Data section »

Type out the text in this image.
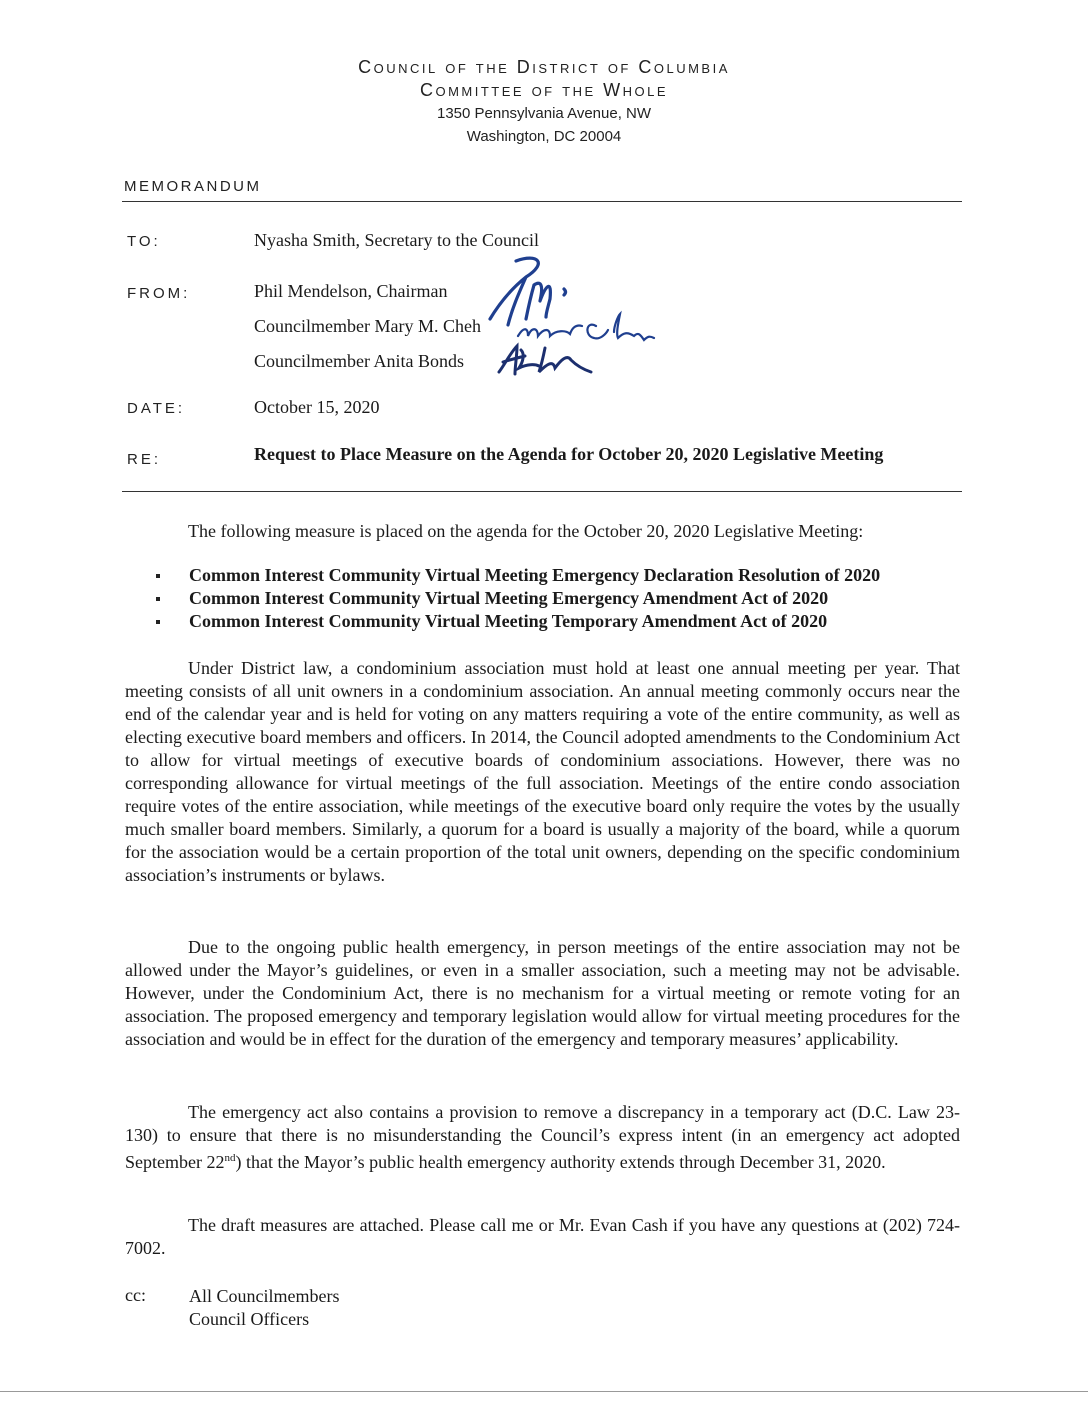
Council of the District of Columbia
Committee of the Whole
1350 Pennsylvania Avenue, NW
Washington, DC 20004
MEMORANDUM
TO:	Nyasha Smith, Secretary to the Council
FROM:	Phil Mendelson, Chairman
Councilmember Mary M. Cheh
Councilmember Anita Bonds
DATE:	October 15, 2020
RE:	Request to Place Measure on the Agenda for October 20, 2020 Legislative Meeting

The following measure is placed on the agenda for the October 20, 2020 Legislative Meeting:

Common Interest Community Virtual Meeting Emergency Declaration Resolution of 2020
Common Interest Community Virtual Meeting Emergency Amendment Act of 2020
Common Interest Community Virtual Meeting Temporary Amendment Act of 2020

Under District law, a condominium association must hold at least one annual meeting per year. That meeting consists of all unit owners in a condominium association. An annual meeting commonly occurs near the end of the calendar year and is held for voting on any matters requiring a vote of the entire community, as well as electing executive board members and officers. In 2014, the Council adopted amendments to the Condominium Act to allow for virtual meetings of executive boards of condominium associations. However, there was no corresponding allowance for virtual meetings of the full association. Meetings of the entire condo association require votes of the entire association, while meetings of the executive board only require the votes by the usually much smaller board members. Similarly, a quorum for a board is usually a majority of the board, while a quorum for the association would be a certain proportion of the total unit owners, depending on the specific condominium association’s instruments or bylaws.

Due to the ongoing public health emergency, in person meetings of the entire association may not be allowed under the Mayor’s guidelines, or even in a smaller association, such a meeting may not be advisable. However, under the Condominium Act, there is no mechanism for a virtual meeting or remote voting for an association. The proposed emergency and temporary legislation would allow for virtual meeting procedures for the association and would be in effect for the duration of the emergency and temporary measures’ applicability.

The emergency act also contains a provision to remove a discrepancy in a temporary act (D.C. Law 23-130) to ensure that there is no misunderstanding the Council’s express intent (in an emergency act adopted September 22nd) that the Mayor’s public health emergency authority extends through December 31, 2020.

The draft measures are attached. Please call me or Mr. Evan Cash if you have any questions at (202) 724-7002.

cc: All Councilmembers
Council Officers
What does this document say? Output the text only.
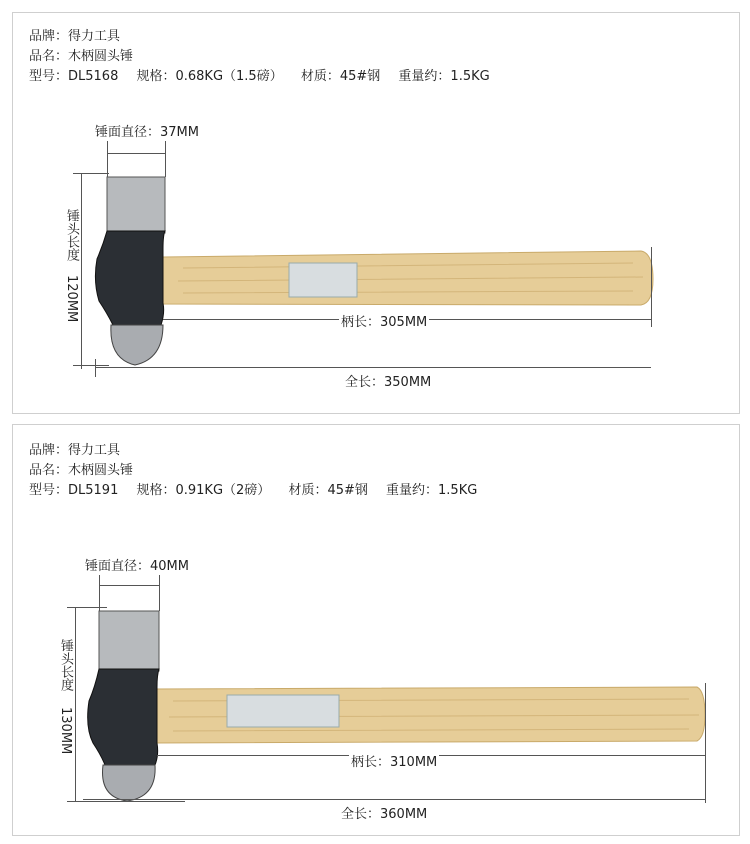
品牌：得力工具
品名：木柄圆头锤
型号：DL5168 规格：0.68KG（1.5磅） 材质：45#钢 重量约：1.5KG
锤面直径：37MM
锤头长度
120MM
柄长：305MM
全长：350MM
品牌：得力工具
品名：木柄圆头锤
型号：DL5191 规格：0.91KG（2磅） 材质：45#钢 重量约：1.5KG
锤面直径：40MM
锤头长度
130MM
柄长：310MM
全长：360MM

Aim of the exercise »
Extract precisely the lines beginning at the line containing "What does this" and ending at the last line of the entries above, exactly as written and with no pictures.

The reply »
What does this document say? Output the text only.
品牌：得力工具
品名：木柄圆头锤
型号：DL5168 规格：0.68KG（1.5磅） 材质：45#钢 重量约：1.5KG
锤面直径：37MM
锤头长度
120MM
柄长：305MM
全长：350MM
品牌：得力工具
品名：木柄圆头锤
型号：DL5191 规格：0.91KG（2磅） 材质：45#钢 重量约：1.5KG
锤面直径：40MM
锤头长度
130MM
柄长：310MM
全长：360MM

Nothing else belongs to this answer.